* **Exercise instructions**
Will you quote all of the entries, word for word?

---------- Records for the task ----------

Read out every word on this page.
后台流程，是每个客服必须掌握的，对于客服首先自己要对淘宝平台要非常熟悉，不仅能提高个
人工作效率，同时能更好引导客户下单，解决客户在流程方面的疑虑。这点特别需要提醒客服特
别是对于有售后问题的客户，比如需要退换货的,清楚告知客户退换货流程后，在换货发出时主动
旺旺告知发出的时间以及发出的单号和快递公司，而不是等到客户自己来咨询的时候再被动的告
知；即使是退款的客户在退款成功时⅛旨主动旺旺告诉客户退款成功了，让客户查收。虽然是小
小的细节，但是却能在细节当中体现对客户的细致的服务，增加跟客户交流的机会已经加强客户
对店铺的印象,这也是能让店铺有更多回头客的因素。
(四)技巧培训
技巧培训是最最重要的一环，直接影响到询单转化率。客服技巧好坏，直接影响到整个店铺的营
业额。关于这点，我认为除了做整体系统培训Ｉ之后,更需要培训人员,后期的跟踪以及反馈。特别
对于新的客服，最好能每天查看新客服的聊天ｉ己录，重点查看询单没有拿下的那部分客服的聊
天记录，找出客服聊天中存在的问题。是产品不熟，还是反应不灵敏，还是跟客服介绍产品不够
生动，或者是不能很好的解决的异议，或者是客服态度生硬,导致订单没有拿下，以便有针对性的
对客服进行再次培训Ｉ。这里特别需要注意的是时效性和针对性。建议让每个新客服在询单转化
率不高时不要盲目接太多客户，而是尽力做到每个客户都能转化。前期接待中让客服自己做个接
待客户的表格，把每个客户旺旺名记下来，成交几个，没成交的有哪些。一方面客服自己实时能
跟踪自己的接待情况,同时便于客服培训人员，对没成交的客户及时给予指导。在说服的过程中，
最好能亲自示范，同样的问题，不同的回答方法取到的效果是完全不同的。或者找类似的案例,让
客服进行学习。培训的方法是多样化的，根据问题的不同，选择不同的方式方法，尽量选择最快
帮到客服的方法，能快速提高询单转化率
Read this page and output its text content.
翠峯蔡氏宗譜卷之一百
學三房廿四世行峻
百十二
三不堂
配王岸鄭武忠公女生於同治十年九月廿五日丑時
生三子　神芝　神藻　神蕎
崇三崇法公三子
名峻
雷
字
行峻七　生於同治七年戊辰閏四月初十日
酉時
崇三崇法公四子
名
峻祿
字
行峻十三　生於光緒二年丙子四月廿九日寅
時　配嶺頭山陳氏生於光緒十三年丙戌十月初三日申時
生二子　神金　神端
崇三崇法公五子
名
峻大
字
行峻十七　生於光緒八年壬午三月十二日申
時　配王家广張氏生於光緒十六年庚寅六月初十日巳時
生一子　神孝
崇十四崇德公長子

----------

* **Exercise solution**
Read out every word on this page.
后台流程，是每个客服必须掌握的，对于客服首先自己要对淘宝平台要非常熟悉，不仅能提高个
人工作效率，同时能更好引导客户下单，解决客户在流程方面的疑虑。这点特别需要提醒客服特
别是对于有售后问题的客户，比如需要退换货的,清楚告知客户退换货流程后，在换货发出时主动
旺旺告知发出的时间以及发出的单号和快递公司，而不是等到客户自己来咨询的时候再被动的告
知；即使是退款的客户在退款成功时⅛旨主动旺旺告诉客户退款成功了，让客户查收。虽然是小
小的细节，但是却能在细节当中体现对客户的细致的服务，增加跟客户交流的机会已经加强客户
对店铺的印象,这也是能让店铺有更多回头客的因素。
(四)技巧培训
技巧培训是最最重要的一环，直接影响到询单转化率。客服技巧好坏，直接影响到整个店铺的营
业额。关于这点，我认为除了做整体系统培训Ｉ之后,更需要培训人员,后期的跟踪以及反馈。特别
对于新的客服，最好能每天查看新客服的聊天ｉ己录，重点查看询单没有拿下的那部分客服的聊
天记录，找出客服聊天中存在的问题。是产品不熟，还是反应不灵敏，还是跟客服介绍产品不够
生动，或者是不能很好的解决的异议，或者是客服态度生硬,导致订单没有拿下，以便有针对性的
对客服进行再次培训Ｉ。这里特别需要注意的是时效性和针对性。建议让每个新客服在询单转化
率不高时不要盲目接太多客户，而是尽力做到每个客户都能转化。前期接待中让客服自己做个接
待客户的表格，把每个客户旺旺名记下来，成交几个，没成交的有哪些。一方面客服自己实时能
跟踪自己的接待情况,同时便于客服培训人员，对没成交的客户及时给予指导。在说服的过程中，
最好能亲自示范，同样的问题，不同的回答方法取到的效果是完全不同的。或者找类似的案例,让
客服进行学习。培训的方法是多样化的，根据问题的不同，选择不同的方式方法，尽量选择最快
帮到客服的方法，能快速提高询单转化率
Read this page and output its text content.
翠峯蔡氏宗譜卷之一百
學三房廿四世行峻
百十二
三不堂
配王岸鄭武忠公女生於同治十年九月廿五日丑時
生三子　神芝　神藻　神蕎
崇三崇法公三子
名峻
雷
字
行峻七　生於同治七年戊辰閏四月初十日
酉時
崇三崇法公四子
名
峻祿
字
行峻十三　生於光緒二年丙子四月廿九日寅
時　配嶺頭山陳氏生於光緒十三年丙戌十月初三日申時
生二子　神金　神端
崇三崇法公五子
名
峻大
字
行峻十七　生於光緒八年壬午三月十二日申
時　配王家广張氏生於光緒十六年庚寅六月初十日巳時
生一子　神孝
崇十四崇德公長子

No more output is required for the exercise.